Given task:
Extract all of the entries and set them down verbatim.

Record extracts:
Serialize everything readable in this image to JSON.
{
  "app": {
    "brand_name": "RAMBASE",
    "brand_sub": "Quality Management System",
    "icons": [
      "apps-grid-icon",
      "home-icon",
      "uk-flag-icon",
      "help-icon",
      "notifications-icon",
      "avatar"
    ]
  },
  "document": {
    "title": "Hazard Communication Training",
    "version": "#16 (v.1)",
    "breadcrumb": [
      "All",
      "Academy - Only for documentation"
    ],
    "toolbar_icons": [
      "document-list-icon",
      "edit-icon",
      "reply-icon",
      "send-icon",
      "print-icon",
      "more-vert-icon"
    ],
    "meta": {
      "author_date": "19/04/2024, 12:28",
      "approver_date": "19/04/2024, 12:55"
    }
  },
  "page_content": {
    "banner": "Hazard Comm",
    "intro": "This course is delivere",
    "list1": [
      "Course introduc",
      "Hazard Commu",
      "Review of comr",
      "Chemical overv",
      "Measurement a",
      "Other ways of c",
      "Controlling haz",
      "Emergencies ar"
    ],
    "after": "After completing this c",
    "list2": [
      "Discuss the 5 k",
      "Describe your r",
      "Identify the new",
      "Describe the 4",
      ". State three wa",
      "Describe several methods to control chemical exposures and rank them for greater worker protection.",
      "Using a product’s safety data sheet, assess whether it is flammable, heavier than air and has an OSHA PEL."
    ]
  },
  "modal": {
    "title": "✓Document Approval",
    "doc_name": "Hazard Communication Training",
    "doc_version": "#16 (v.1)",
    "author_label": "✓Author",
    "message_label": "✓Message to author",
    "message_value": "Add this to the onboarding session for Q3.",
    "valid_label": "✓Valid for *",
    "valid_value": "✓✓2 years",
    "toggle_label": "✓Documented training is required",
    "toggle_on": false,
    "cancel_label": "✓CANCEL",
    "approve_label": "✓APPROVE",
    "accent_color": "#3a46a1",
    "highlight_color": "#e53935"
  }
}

Finished exercise:
Serialize everything readable in this image to JSON.
{
  "app": {
    "brand_name": "RAMBASE",
    "brand_sub": "Quality Management System",
    "icons": [
      "apps-grid-icon",
      "home-icon",
      "uk-flag-icon",
      "help-icon",
      "notifications-icon",
      "avatar"
    ]
  },
  "document": {
    "title": "Hazard Communication Training",
    "version": "#16 (v.1)",
    "breadcrumb": [
      "All",
      "Academy - Only for documentation"
    ],
    "toolbar_icons": [
      "document-list-icon",
      "edit-icon",
      "reply-icon",
      "send-icon",
      "print-icon",
      "more-vert-icon"
    ],
    "meta": {
      "author_date": "19/04/2024, 12:28",
      "approver_date": "19/04/2024, 12:55"
    }
  },
  "page_content": {
    "banner": "Hazard Comm",
    "intro": "This course is delivere",
    "list1": [
      "Course introduc",
      "Hazard Commu",
      "Review of comr",
      "Chemical overv",
      "Measurement a",
      "Other ways of c",
      "Controlling haz",
      "Emergencies ar"
    ],
    "after": "After completing this c",
    "list2": [
      "Discuss the 5 k",
      "Describe your r",
      "Identify the new",
      "Describe the 4",
      ". State three wa",
      "Describe several methods to control chemical exposures and rank them for greater worker protection.",
      "Using a product’s safety data sheet, assess whether it is flammable, heavier than air and has an OSHA PEL."
    ]
  },
  "modal": {
    "title": "✓Document Approval",
    "doc_name": "Hazard Communication Training",
    "doc_version": "#16 (v.1)",
    "author_label": "✓Author",
    "message_label": "✓Message to author",
    "message_value": "Add this to the onboarding session for Q3.",
    "valid_label": "✓Valid for *",
    "valid_value": "✓✓2 years",
    "toggle_label": "✓Documented training is required",
    "toggle_on": false,
    "cancel_label": "✓CANCEL",
    "approve_label": "✓APPROVE",
    "accent_color": "#3a46a1",
    "highlight_color": "#e53935"
  }
}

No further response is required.